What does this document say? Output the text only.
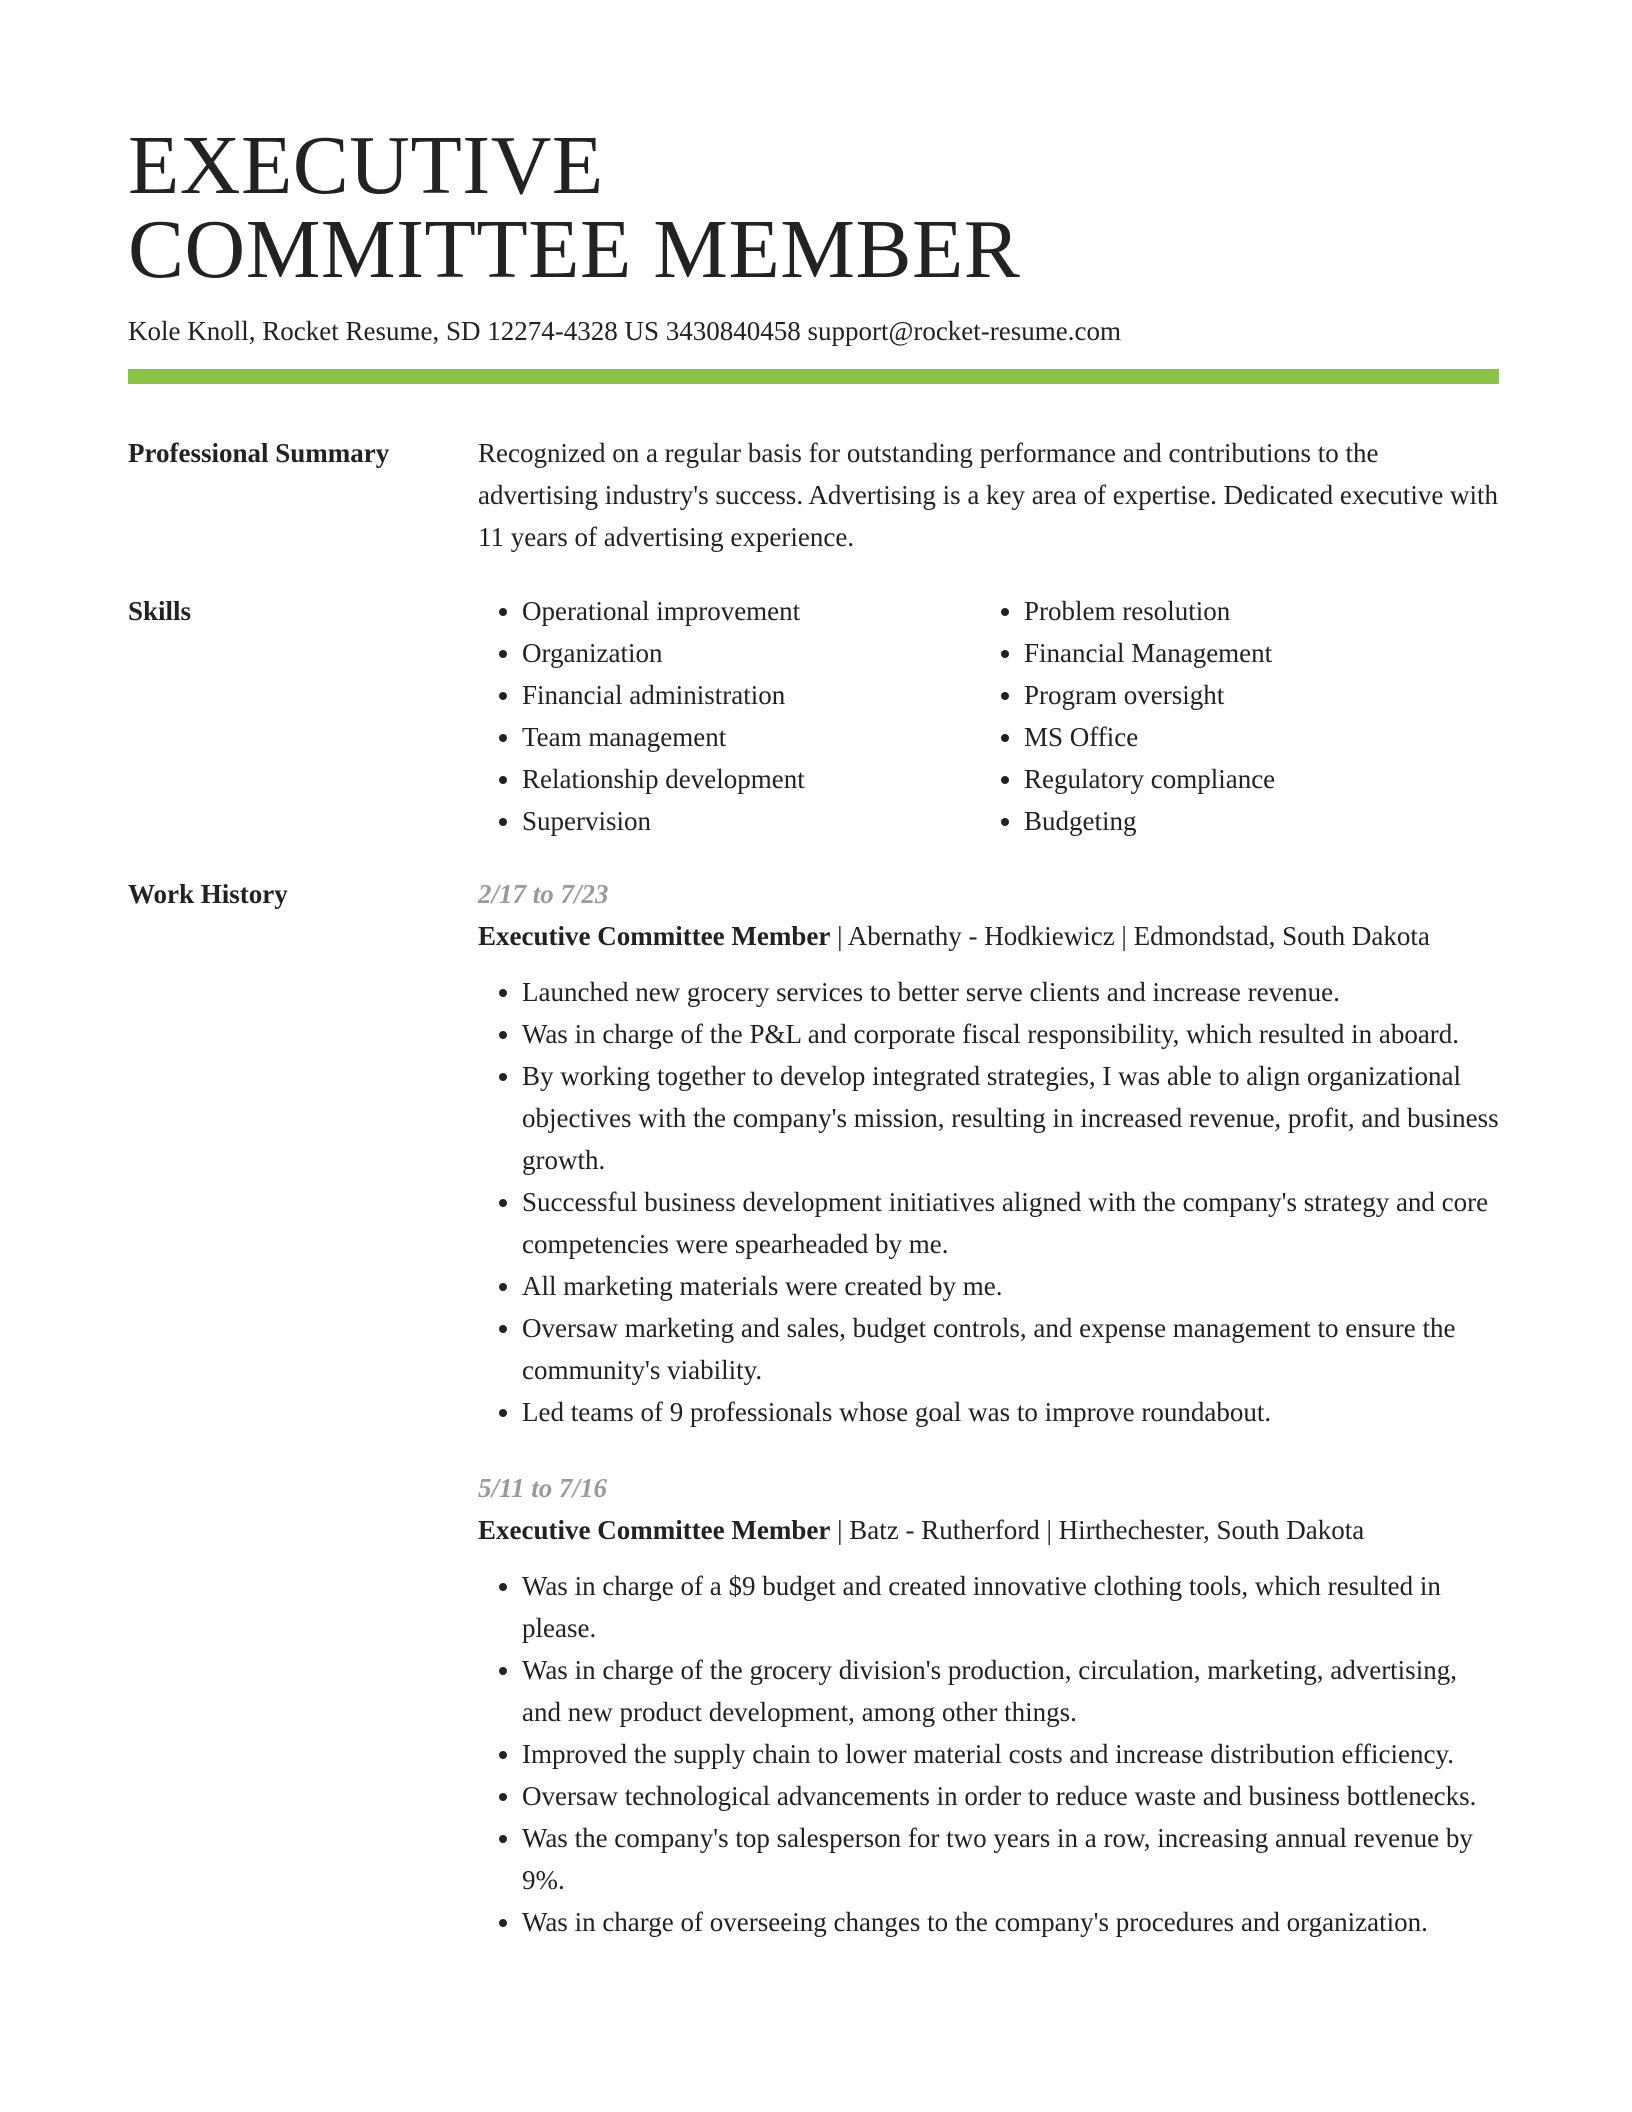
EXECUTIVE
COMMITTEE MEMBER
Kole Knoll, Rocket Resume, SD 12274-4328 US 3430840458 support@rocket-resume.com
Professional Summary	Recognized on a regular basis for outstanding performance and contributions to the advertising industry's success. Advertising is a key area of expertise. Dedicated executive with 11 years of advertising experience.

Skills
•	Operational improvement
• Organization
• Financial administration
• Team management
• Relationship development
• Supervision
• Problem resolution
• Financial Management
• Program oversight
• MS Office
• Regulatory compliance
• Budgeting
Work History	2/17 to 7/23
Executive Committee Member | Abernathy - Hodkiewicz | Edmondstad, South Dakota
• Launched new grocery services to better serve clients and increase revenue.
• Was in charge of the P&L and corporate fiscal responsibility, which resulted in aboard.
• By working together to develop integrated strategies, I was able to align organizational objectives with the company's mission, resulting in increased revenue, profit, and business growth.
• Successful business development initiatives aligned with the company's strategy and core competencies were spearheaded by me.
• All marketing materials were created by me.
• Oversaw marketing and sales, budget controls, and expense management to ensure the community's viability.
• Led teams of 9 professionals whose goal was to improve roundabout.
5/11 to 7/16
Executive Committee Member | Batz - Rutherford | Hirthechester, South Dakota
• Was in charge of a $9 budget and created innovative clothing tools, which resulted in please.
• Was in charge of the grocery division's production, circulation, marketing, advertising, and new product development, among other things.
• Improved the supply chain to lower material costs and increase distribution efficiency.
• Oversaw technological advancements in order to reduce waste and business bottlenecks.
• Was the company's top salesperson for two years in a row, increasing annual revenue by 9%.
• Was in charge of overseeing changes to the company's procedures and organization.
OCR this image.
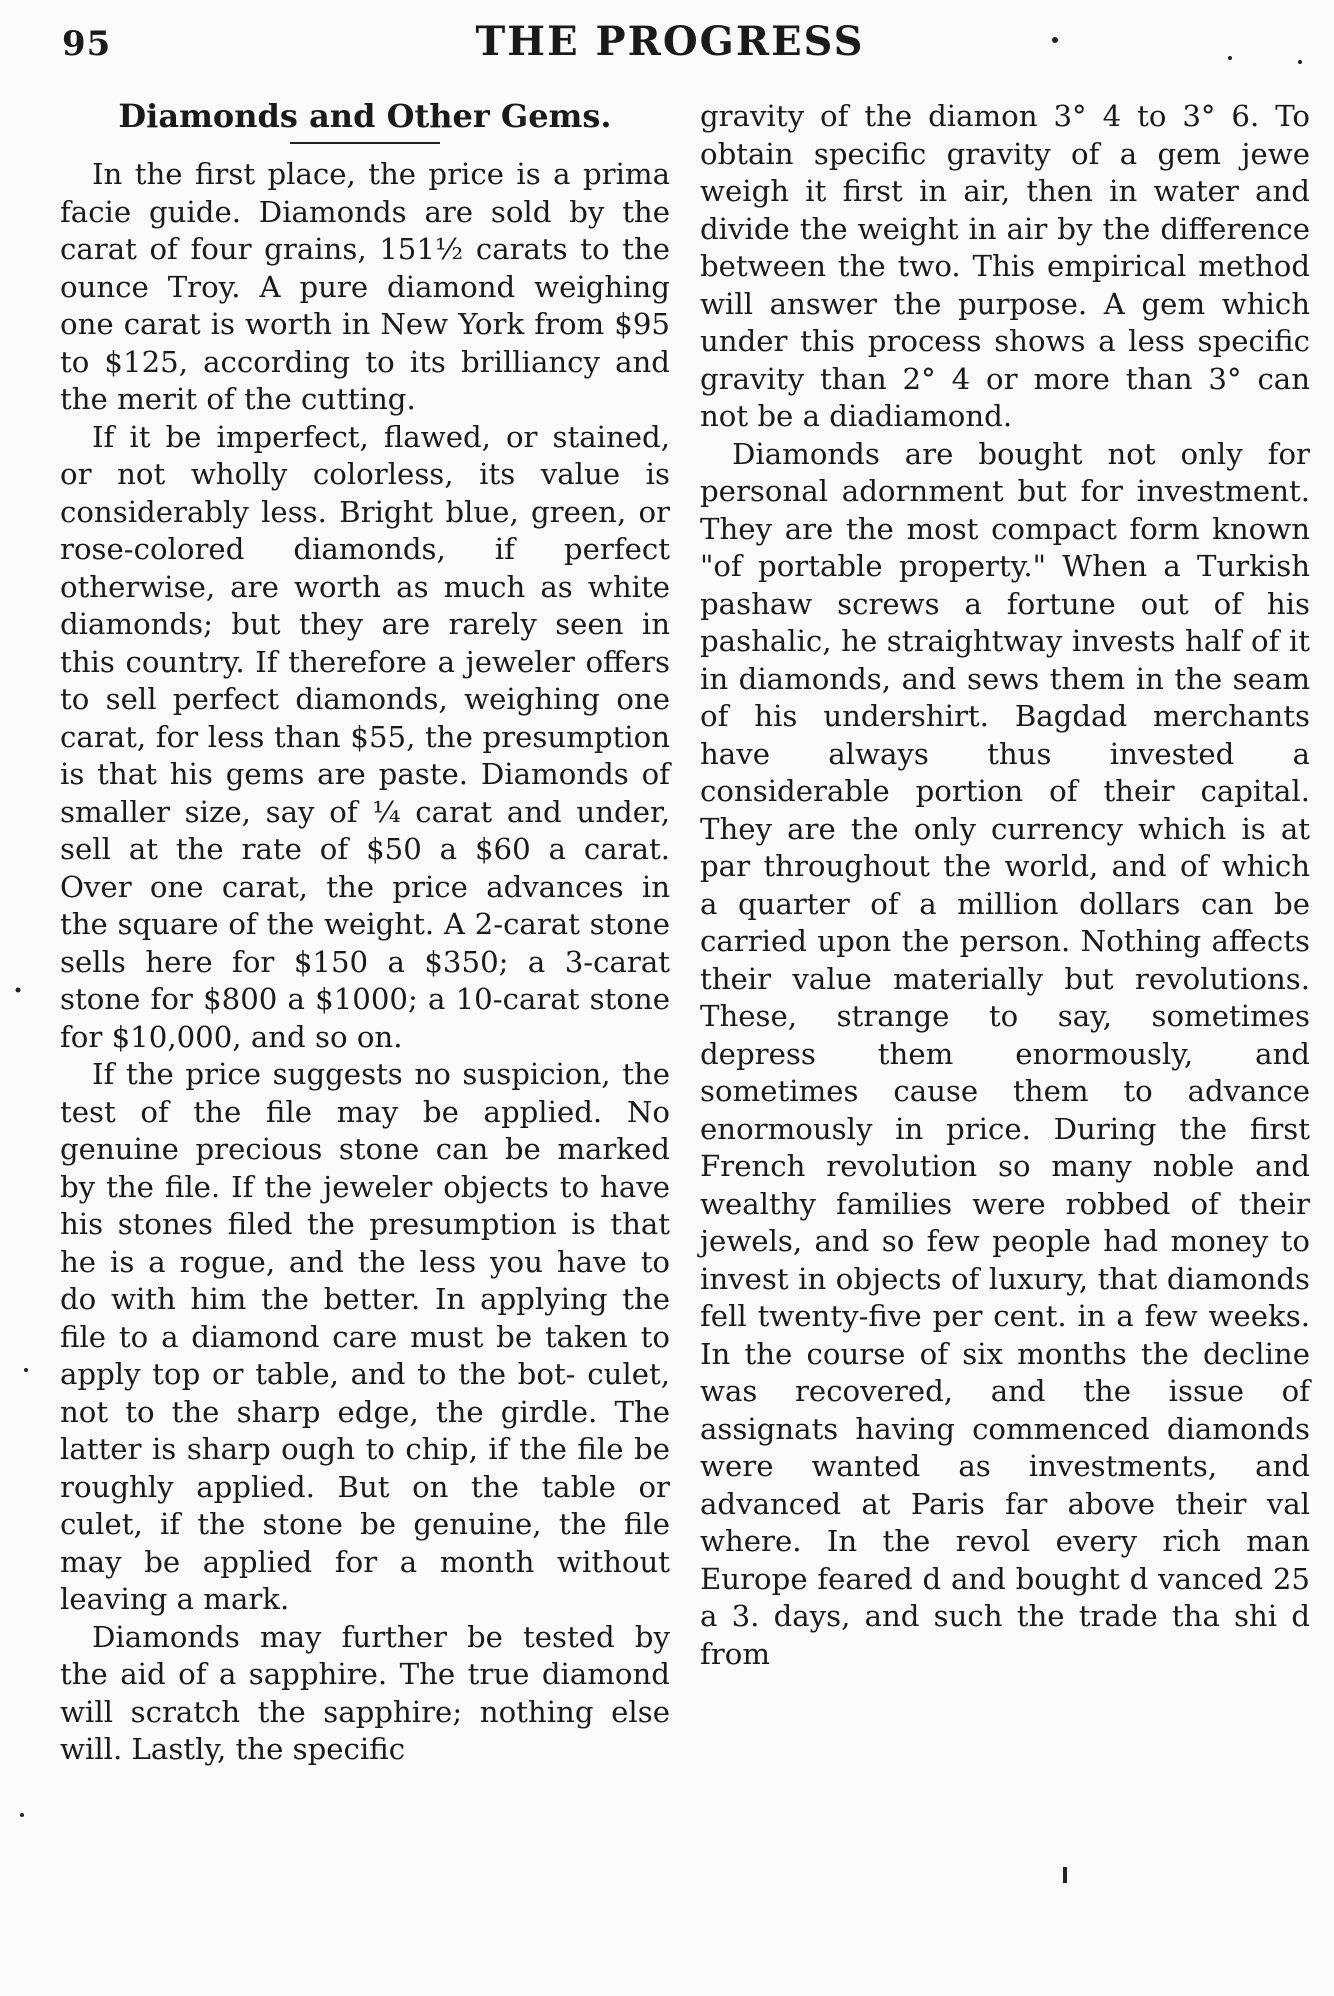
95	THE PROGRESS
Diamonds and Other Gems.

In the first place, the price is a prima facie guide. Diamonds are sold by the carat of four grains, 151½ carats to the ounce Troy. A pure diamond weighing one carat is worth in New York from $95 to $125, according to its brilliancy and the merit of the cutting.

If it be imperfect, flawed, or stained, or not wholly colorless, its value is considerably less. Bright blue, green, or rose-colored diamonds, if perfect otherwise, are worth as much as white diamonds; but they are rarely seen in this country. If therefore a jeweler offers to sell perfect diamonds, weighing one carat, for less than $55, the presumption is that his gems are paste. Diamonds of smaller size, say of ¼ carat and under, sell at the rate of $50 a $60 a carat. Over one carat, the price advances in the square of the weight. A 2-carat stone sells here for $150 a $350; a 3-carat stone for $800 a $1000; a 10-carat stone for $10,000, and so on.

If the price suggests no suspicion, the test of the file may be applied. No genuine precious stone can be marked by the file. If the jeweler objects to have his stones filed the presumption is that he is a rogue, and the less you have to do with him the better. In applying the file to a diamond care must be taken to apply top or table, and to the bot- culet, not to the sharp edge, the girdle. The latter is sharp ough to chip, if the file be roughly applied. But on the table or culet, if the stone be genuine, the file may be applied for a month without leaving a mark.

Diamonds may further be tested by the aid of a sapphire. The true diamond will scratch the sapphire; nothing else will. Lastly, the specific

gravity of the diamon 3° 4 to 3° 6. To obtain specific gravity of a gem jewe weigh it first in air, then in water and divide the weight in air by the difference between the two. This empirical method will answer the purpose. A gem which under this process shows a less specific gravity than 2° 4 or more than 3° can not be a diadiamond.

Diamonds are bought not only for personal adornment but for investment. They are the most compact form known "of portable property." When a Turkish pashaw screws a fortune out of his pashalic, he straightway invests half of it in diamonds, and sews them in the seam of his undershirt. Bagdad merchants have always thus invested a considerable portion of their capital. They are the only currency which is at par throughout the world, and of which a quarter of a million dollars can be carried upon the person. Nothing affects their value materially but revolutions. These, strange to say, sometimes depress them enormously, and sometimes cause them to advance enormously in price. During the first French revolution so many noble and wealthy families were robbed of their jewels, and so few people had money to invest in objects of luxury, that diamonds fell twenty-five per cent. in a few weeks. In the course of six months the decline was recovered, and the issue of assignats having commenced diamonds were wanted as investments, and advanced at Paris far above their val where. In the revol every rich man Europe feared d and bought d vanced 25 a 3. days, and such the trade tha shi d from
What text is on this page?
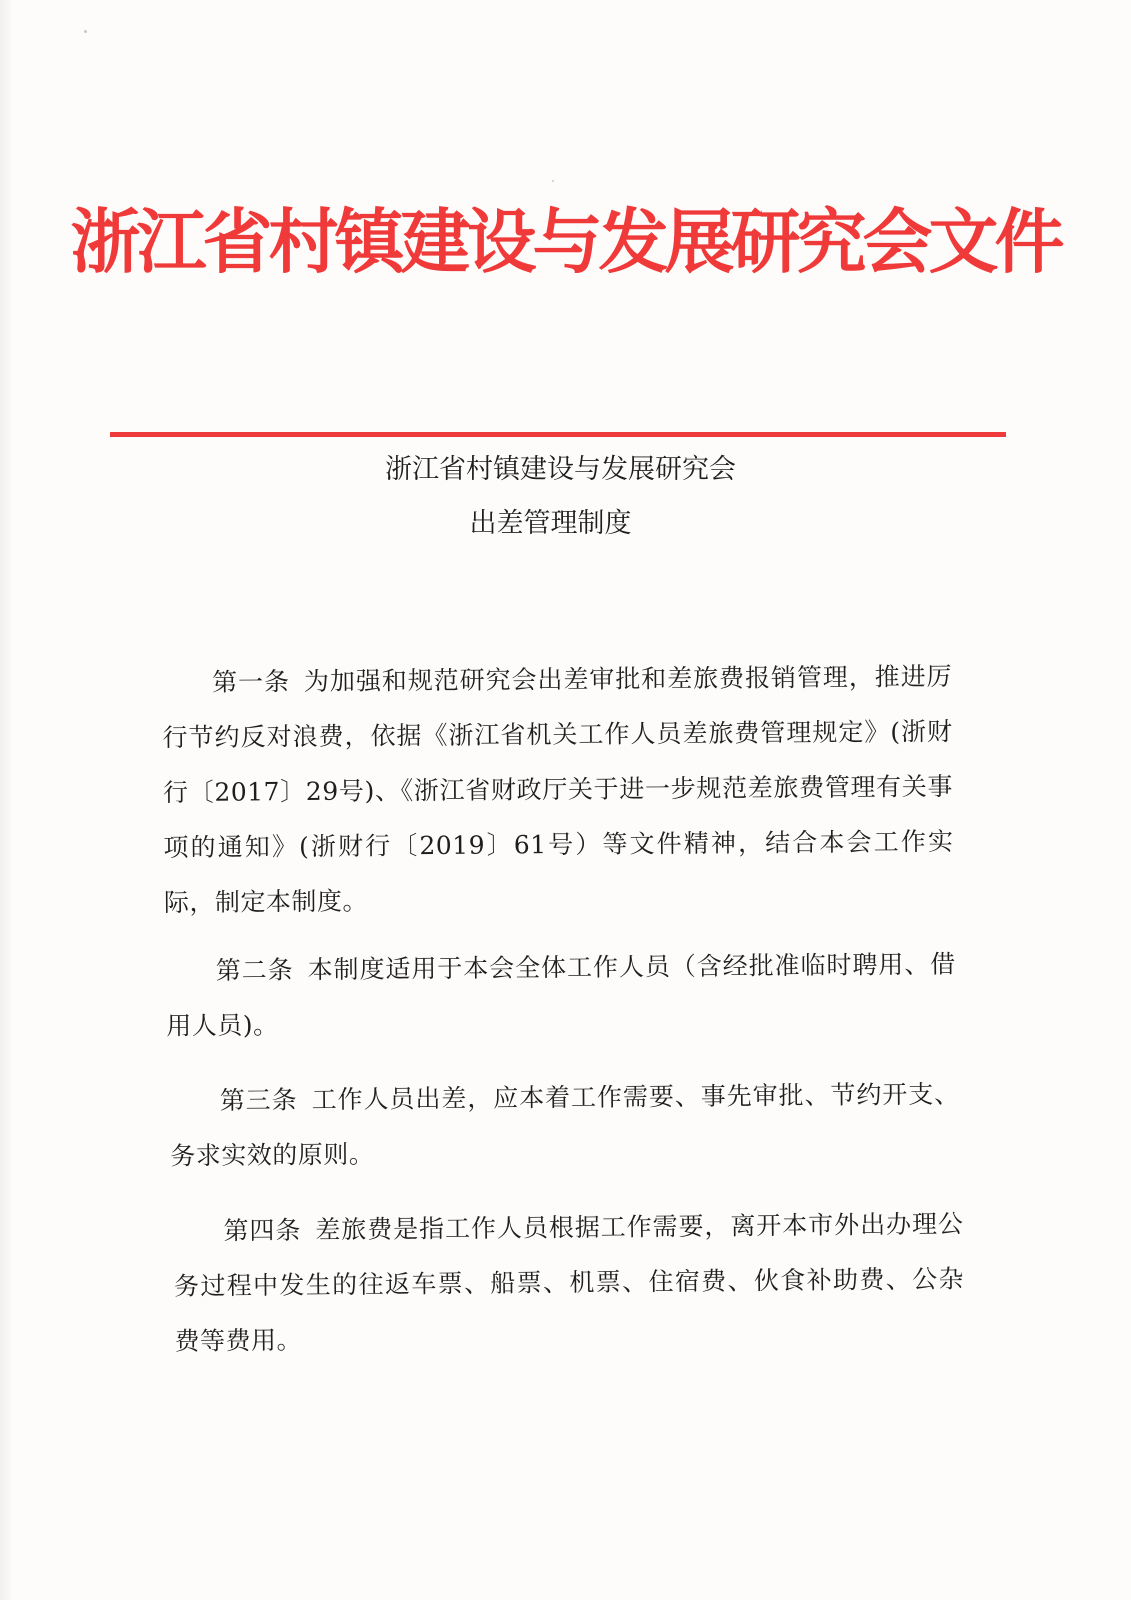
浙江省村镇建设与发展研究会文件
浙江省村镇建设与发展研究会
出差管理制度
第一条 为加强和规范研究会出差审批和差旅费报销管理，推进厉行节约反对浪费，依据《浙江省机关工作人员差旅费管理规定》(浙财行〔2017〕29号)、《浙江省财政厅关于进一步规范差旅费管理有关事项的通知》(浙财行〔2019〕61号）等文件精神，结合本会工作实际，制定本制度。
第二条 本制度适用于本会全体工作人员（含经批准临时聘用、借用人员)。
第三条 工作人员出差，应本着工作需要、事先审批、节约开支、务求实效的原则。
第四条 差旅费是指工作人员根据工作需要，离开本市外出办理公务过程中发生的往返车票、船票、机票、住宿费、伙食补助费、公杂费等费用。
========
● **What you need to do**
Pass over all pictures while writing out the lines from the line with "What text is on this page?" through the last line exactly.

● **Worked answer**
What text is on this page?
浙江省村镇建设与发展研究会文件
浙江省村镇建设与发展研究会
出差管理制度
第一条 为加强和规范研究会出差审批和差旅费报销管理，推进厉行节约反对浪费，依据《浙江省机关工作人员差旅费管理规定》(浙财行〔2017〕29号)、《浙江省财政厅关于进一步规范差旅费管理有关事项的通知》(浙财行〔2019〕61号）等文件精神，结合本会工作实际，制定本制度。
第二条 本制度适用于本会全体工作人员（含经批准临时聘用、借用人员)。
第三条 工作人员出差，应本着工作需要、事先审批、节约开支、务求实效的原则。
第四条 差旅费是指工作人员根据工作需要，离开本市外出办理公务过程中发生的往返车票、船票、机票、住宿费、伙食补助费、公杂费等费用。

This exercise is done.